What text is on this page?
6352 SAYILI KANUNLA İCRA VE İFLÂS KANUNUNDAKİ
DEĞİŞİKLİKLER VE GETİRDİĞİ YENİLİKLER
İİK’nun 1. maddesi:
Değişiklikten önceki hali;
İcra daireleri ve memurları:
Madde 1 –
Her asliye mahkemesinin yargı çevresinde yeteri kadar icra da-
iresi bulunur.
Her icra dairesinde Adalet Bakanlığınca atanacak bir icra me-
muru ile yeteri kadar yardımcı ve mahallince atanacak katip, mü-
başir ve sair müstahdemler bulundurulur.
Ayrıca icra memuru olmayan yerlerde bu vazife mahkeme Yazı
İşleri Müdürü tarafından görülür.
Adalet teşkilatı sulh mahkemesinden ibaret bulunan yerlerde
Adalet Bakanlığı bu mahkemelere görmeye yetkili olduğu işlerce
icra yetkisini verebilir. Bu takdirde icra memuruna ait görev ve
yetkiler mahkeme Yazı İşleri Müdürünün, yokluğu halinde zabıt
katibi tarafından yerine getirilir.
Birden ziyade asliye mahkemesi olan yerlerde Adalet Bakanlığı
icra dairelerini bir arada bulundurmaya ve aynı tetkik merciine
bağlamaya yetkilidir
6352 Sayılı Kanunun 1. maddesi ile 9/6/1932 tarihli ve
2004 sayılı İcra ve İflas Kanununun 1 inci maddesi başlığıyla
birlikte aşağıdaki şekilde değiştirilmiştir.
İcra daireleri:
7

****************

Reply with nothing but the number of lines in the data above that contain "atanacak".

2